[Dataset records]
----
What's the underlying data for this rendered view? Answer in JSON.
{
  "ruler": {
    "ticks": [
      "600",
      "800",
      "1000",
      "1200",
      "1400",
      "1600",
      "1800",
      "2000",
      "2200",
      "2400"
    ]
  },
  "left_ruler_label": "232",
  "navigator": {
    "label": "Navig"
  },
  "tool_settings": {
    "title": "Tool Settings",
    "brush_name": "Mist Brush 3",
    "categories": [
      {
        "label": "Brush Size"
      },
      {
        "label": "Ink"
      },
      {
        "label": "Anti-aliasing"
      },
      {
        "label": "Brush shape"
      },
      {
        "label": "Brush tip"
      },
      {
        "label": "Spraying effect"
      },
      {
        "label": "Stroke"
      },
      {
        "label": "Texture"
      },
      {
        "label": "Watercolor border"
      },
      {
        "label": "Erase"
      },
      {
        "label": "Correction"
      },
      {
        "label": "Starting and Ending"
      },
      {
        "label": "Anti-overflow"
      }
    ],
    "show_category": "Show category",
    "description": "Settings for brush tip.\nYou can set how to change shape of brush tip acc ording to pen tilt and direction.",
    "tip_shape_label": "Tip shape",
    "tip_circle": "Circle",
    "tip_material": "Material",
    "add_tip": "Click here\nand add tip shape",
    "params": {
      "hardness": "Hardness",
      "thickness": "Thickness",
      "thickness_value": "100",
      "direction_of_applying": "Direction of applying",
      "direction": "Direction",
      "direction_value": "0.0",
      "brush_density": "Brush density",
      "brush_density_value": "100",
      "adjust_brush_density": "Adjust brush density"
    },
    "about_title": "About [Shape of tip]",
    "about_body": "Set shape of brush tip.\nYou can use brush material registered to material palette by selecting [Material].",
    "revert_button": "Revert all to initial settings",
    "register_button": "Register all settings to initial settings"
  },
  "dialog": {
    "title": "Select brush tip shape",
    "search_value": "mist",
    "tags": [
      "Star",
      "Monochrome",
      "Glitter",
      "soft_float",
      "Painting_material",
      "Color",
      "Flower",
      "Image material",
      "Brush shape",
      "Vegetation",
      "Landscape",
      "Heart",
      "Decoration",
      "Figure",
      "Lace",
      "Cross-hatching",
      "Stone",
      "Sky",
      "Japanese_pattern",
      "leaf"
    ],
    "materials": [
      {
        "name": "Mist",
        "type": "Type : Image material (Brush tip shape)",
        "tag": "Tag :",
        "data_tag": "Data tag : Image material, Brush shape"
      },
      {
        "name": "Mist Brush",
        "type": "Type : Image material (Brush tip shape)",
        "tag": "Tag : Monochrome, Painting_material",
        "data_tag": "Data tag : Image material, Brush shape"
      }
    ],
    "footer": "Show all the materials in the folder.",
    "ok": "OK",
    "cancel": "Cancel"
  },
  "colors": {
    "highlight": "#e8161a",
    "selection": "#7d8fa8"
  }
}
----
» **What this task involves**:
Output each entry precisely as given.

» **Correct answer**:
What's the underlying data for this rendered view? Answer in JSON.
{
  "ruler": {
    "ticks": [
      "600",
      "800",
      "1000",
      "1200",
      "1400",
      "1600",
      "1800",
      "2000",
      "2200",
      "2400"
    ]
  },
  "left_ruler_label": "232",
  "navigator": {
    "label": "Navig"
  },
  "tool_settings": {
    "title": "Tool Settings",
    "brush_name": "Mist Brush 3",
    "categories": [
      {
        "label": "Brush Size"
      },
      {
        "label": "Ink"
      },
      {
        "label": "Anti-aliasing"
      },
      {
        "label": "Brush shape"
      },
      {
        "label": "Brush tip"
      },
      {
        "label": "Spraying effect"
      },
      {
        "label": "Stroke"
      },
      {
        "label": "Texture"
      },
      {
        "label": "Watercolor border"
      },
      {
        "label": "Erase"
      },
      {
        "label": "Correction"
      },
      {
        "label": "Starting and Ending"
      },
      {
        "label": "Anti-overflow"
      }
    ],
    "show_category": "Show category",
    "description": "Settings for brush tip.\nYou can set how to change shape of brush tip acc ording to pen tilt and direction.",
    "tip_shape_label": "Tip shape",
    "tip_circle": "Circle",
    "tip_material": "Material",
    "add_tip": "Click here\nand add tip shape",
    "params": {
      "hardness": "Hardness",
      "thickness": "Thickness",
      "thickness_value": "100",
      "direction_of_applying": "Direction of applying",
      "direction": "Direction",
      "direction_value": "0.0",
      "brush_density": "Brush density",
      "brush_density_value": "100",
      "adjust_brush_density": "Adjust brush density"
    },
    "about_title": "About [Shape of tip]",
    "about_body": "Set shape of brush tip.\nYou can use brush material registered to material palette by selecting [Material].",
    "revert_button": "Revert all to initial settings",
    "register_button": "Register all settings to initial settings"
  },
  "dialog": {
    "title": "Select brush tip shape",
    "search_value": "mist",
    "tags": [
      "Star",
      "Monochrome",
      "Glitter",
      "soft_float",
      "Painting_material",
      "Color",
      "Flower",
      "Image material",
      "Brush shape",
      "Vegetation",
      "Landscape",
      "Heart",
      "Decoration",
      "Figure",
      "Lace",
      "Cross-hatching",
      "Stone",
      "Sky",
      "Japanese_pattern",
      "leaf"
    ],
    "materials": [
      {
        "name": "Mist",
        "type": "Type : Image material (Brush tip shape)",
        "tag": "Tag :",
        "data_tag": "Data tag : Image material, Brush shape"
      },
      {
        "name": "Mist Brush",
        "type": "Type : Image material (Brush tip shape)",
        "tag": "Tag : Monochrome, Painting_material",
        "data_tag": "Data tag : Image material, Brush shape"
      }
    ],
    "footer": "Show all the materials in the folder.",
    "ok": "OK",
    "cancel": "Cancel"
  },
  "colors": {
    "highlight": "#e8161a",
    "selection": "#7d8fa8"
  }
}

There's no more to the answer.